== WORK TO DO ==
Drop the images; return everything else in the listing below exactly.

--- begin MATERIAL SHOWN ---

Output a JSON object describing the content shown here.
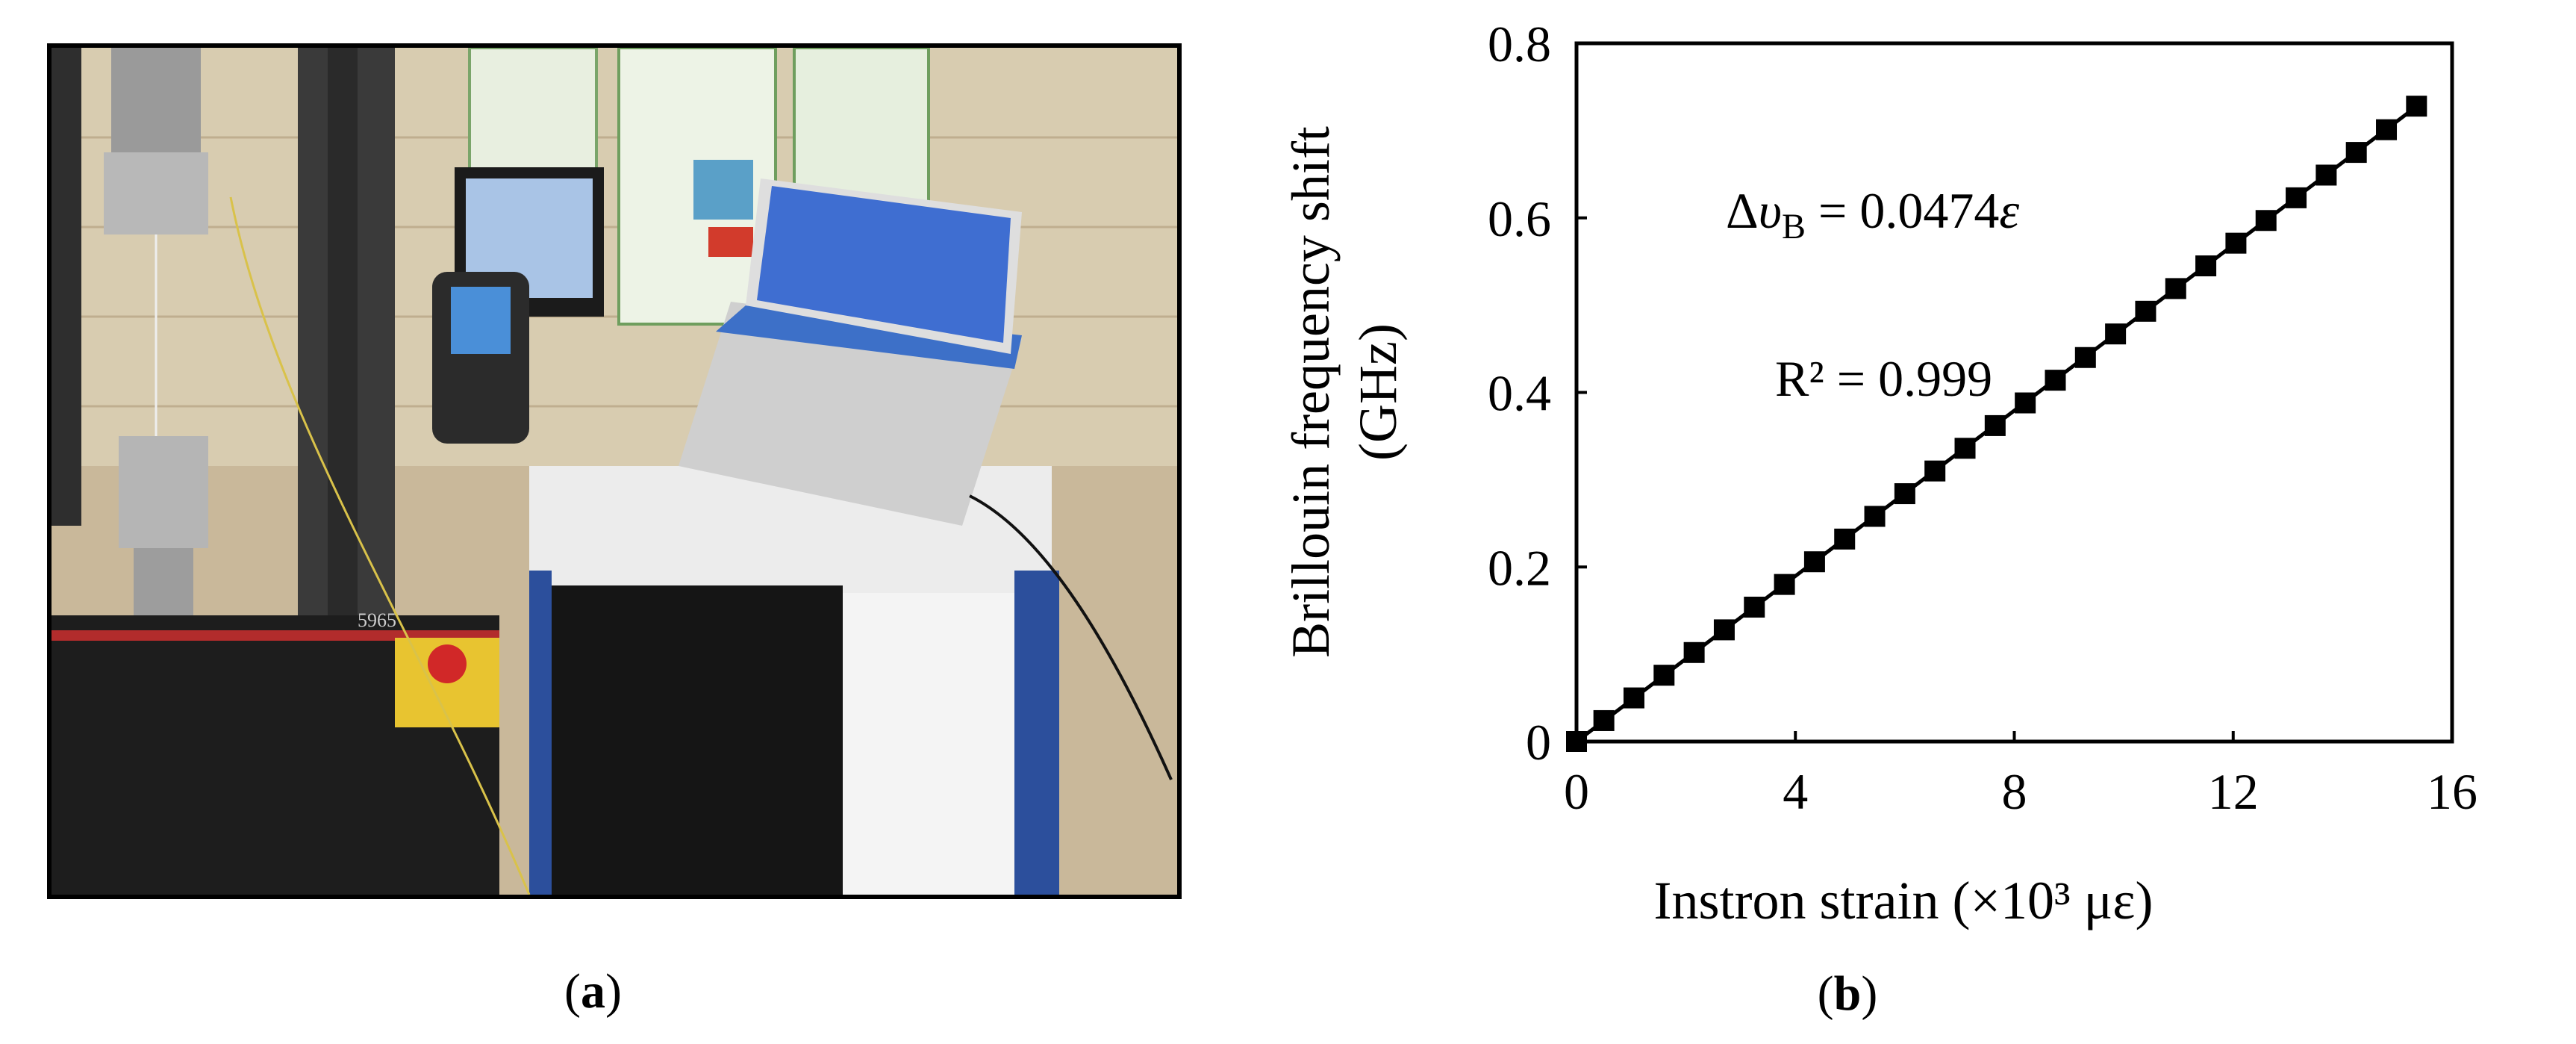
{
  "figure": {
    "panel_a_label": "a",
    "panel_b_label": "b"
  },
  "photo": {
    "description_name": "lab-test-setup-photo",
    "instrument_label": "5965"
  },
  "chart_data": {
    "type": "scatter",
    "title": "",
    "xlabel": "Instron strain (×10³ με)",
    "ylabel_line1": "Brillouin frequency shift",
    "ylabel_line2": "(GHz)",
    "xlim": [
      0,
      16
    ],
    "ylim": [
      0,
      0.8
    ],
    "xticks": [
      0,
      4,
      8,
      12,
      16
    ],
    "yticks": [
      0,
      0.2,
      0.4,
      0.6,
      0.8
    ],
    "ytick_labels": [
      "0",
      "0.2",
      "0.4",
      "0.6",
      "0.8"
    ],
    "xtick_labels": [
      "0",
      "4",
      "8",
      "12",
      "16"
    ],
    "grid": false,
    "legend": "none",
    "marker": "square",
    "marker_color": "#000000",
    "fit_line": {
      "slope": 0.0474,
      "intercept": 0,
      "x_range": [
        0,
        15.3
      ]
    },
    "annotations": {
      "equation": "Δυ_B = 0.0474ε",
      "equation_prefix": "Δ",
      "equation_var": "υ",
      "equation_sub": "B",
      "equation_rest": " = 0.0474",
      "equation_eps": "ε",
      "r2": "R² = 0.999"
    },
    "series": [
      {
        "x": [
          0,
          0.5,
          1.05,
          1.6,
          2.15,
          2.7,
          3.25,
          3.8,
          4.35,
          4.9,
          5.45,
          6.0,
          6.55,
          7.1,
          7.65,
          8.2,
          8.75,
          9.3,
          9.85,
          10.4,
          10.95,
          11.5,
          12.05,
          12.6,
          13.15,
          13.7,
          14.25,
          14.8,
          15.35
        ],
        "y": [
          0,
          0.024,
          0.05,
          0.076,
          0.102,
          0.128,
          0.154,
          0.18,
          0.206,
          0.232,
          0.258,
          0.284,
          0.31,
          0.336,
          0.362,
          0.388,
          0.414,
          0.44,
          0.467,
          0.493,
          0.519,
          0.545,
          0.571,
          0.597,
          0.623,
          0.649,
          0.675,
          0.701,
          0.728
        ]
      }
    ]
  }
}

--- end MATERIAL SHOWN ---

== FINAL ANSWER ==
Output a JSON object describing the content shown here.
{
  "figure": {
    "panel_a_label": "a",
    "panel_b_label": "b"
  },
  "photo": {
    "description_name": "lab-test-setup-photo",
    "instrument_label": "5965"
  },
  "chart_data": {
    "type": "scatter",
    "title": "",
    "xlabel": "Instron strain (×10³ με)",
    "ylabel_line1": "Brillouin frequency shift",
    "ylabel_line2": "(GHz)",
    "xlim": [
      0,
      16
    ],
    "ylim": [
      0,
      0.8
    ],
    "xticks": [
      0,
      4,
      8,
      12,
      16
    ],
    "yticks": [
      0,
      0.2,
      0.4,
      0.6,
      0.8
    ],
    "ytick_labels": [
      "0",
      "0.2",
      "0.4",
      "0.6",
      "0.8"
    ],
    "xtick_labels": [
      "0",
      "4",
      "8",
      "12",
      "16"
    ],
    "grid": false,
    "legend": "none",
    "marker": "square",
    "marker_color": "#000000",
    "fit_line": {
      "slope": 0.0474,
      "intercept": 0,
      "x_range": [
        0,
        15.3
      ]
    },
    "annotations": {
      "equation": "Δυ_B = 0.0474ε",
      "equation_prefix": "Δ",
      "equation_var": "υ",
      "equation_sub": "B",
      "equation_rest": " = 0.0474",
      "equation_eps": "ε",
      "r2": "R² = 0.999"
    },
    "series": [
      {
        "x": [
          0,
          0.5,
          1.05,
          1.6,
          2.15,
          2.7,
          3.25,
          3.8,
          4.35,
          4.9,
          5.45,
          6.0,
          6.55,
          7.1,
          7.65,
          8.2,
          8.75,
          9.3,
          9.85,
          10.4,
          10.95,
          11.5,
          12.05,
          12.6,
          13.15,
          13.7,
          14.25,
          14.8,
          15.35
        ],
        "y": [
          0,
          0.024,
          0.05,
          0.076,
          0.102,
          0.128,
          0.154,
          0.18,
          0.206,
          0.232,
          0.258,
          0.284,
          0.31,
          0.336,
          0.362,
          0.388,
          0.414,
          0.44,
          0.467,
          0.493,
          0.519,
          0.545,
          0.571,
          0.597,
          0.623,
          0.649,
          0.675,
          0.701,
          0.728
        ]
      }
    ]
  }
}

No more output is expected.